■ 提供資料
▶
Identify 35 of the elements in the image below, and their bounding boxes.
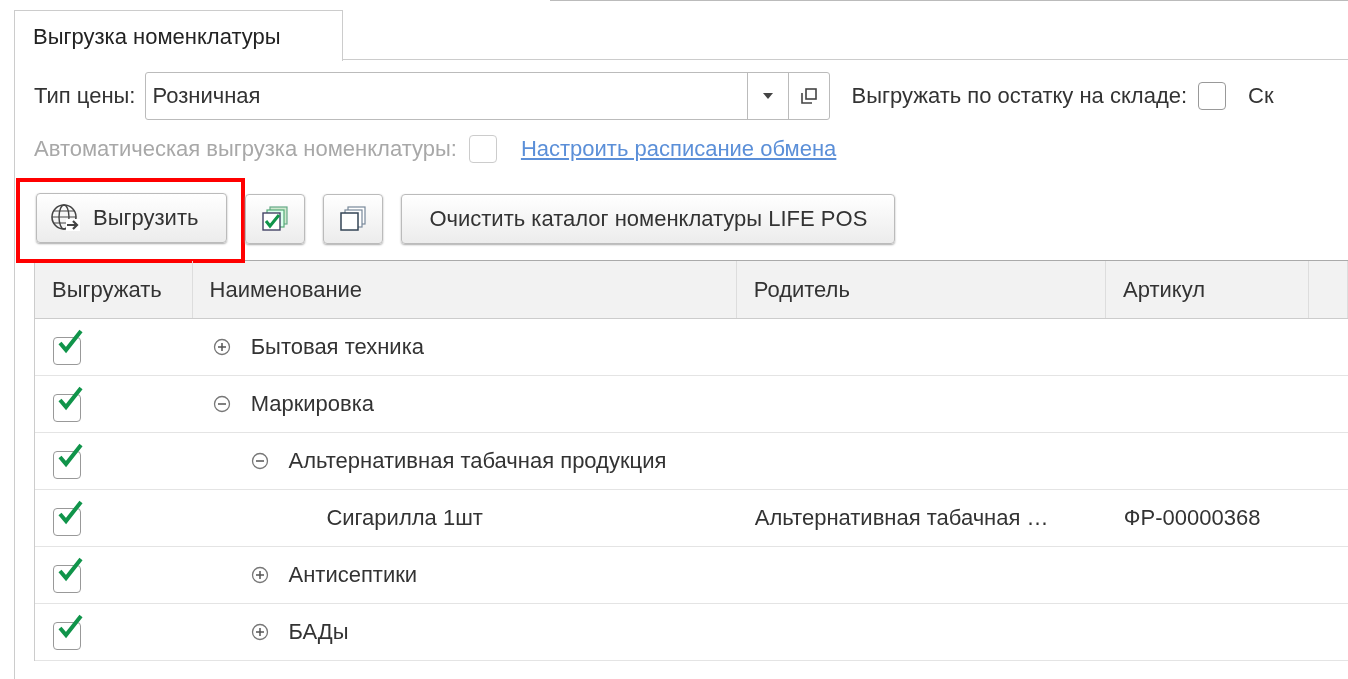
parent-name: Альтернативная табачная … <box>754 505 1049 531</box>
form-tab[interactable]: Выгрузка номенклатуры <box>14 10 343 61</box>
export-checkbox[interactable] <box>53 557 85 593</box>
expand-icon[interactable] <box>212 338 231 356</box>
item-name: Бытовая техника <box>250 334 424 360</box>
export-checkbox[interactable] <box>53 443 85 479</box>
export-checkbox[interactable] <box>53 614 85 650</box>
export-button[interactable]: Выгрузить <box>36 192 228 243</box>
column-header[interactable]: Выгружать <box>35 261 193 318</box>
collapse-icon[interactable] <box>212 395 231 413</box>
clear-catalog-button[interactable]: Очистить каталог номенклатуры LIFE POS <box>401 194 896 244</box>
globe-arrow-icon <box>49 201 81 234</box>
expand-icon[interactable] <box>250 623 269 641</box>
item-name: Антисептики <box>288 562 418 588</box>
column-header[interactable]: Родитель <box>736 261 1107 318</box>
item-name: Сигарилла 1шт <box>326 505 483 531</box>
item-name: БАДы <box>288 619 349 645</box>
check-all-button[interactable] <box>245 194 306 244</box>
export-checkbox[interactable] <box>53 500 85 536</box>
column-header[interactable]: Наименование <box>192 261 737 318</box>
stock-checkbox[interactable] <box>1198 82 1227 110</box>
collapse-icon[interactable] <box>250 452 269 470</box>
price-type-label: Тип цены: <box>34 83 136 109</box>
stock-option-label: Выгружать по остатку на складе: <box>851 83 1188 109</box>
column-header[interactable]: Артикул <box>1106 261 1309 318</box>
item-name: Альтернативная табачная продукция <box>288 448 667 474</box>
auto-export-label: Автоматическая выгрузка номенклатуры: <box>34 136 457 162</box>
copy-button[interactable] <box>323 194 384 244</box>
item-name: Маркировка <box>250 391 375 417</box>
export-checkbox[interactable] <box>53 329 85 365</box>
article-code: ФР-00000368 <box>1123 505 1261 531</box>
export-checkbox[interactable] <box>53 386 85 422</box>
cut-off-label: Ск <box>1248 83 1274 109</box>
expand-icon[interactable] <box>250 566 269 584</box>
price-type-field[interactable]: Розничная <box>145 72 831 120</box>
◀
▶
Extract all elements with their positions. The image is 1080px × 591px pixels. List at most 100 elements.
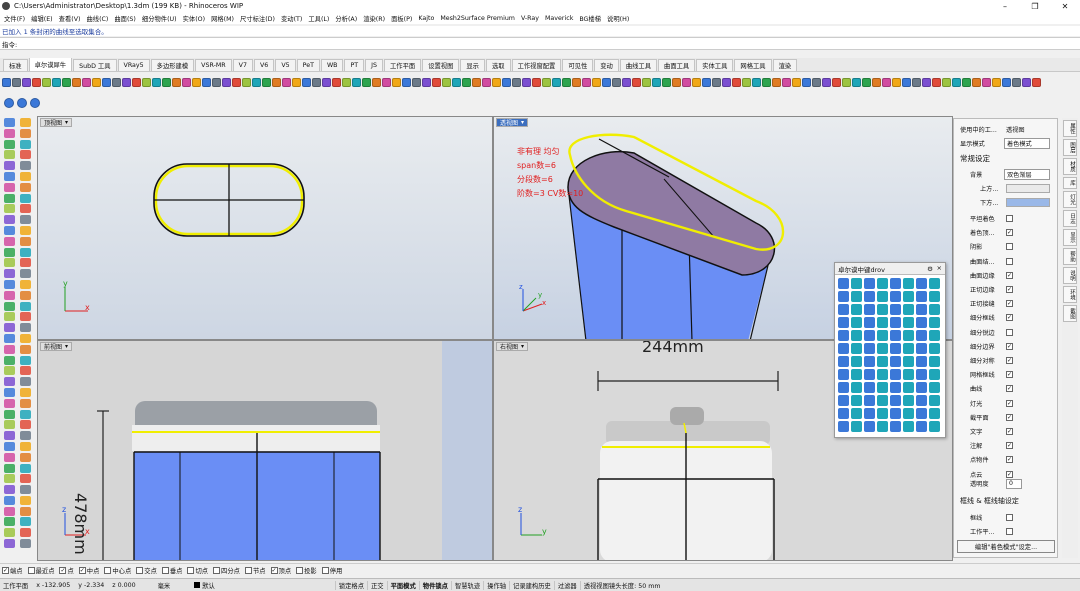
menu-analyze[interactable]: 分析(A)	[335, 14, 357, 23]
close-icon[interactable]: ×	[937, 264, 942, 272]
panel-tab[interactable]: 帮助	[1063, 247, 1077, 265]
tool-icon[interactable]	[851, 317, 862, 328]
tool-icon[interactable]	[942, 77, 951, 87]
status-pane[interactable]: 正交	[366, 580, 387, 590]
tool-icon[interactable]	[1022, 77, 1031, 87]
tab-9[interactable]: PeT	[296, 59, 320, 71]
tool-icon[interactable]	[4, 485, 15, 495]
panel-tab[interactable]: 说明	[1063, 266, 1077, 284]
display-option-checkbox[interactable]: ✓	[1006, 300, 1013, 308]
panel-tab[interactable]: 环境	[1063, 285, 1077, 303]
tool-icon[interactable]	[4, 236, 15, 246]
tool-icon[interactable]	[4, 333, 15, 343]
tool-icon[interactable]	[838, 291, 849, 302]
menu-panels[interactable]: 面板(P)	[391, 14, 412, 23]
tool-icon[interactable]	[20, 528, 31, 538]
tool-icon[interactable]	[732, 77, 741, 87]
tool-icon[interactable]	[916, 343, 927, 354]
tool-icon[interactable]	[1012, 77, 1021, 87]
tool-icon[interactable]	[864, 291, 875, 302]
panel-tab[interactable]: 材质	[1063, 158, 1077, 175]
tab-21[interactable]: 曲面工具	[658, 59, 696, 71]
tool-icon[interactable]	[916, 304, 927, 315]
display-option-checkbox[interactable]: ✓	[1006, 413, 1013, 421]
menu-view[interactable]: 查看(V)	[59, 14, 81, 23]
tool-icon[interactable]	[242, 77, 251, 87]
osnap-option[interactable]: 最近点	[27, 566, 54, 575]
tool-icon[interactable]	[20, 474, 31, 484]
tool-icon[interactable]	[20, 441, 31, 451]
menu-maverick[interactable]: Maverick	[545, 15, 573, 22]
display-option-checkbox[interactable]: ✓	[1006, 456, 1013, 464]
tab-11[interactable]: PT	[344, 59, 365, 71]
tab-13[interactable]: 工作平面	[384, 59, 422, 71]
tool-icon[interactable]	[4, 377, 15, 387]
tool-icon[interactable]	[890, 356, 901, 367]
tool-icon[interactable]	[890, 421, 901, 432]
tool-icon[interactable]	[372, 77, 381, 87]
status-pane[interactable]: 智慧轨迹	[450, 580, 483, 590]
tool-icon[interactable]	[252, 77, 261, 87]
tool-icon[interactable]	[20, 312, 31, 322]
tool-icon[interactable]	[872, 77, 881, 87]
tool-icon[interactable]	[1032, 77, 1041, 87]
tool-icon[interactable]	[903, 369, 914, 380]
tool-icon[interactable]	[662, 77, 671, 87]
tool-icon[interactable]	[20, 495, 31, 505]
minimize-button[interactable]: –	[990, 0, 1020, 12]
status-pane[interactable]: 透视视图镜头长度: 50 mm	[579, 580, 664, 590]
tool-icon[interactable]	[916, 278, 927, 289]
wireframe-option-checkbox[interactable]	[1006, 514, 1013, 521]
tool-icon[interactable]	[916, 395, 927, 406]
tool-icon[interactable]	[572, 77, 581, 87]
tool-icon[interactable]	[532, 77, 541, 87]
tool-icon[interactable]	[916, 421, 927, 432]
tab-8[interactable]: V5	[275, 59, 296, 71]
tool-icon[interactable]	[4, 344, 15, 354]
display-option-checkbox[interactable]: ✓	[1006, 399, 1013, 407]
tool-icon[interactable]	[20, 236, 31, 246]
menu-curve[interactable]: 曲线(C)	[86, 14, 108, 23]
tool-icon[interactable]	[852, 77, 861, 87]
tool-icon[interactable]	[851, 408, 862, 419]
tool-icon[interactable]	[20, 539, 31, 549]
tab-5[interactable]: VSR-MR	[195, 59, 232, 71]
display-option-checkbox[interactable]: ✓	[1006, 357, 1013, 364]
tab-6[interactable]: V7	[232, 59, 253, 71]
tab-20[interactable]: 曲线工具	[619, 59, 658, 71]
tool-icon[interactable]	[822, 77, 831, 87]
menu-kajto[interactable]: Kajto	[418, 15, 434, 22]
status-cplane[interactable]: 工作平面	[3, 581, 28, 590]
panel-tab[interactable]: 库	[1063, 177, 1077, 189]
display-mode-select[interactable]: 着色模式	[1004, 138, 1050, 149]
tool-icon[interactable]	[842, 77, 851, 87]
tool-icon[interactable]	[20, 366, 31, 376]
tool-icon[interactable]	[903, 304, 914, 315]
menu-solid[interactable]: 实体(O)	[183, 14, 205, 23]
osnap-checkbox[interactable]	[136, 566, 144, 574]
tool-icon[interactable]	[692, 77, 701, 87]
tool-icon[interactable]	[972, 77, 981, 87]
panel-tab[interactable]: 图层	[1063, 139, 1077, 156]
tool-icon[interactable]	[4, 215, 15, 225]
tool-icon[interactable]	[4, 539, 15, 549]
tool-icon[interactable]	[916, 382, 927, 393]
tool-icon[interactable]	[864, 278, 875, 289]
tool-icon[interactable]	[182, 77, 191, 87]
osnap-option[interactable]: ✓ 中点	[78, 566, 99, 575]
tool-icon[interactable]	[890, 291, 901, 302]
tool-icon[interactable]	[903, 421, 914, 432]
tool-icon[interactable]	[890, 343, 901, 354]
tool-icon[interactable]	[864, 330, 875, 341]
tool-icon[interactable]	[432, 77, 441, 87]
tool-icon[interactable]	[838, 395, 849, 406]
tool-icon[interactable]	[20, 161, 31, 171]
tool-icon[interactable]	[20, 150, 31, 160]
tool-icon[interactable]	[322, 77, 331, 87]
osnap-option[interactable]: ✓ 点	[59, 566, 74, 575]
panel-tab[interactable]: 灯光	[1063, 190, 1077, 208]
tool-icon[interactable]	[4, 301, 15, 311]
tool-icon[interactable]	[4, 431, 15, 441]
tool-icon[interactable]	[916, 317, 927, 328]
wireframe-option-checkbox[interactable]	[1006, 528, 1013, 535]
◀
上の行から文字列「price」を含むものをすべて探し、一行ずつ書き写すこと。

price-type-label: Тип цены: <box>34 83 136 109</box>
price-type-field[interactable]: Розничная <box>145 72 831 120</box>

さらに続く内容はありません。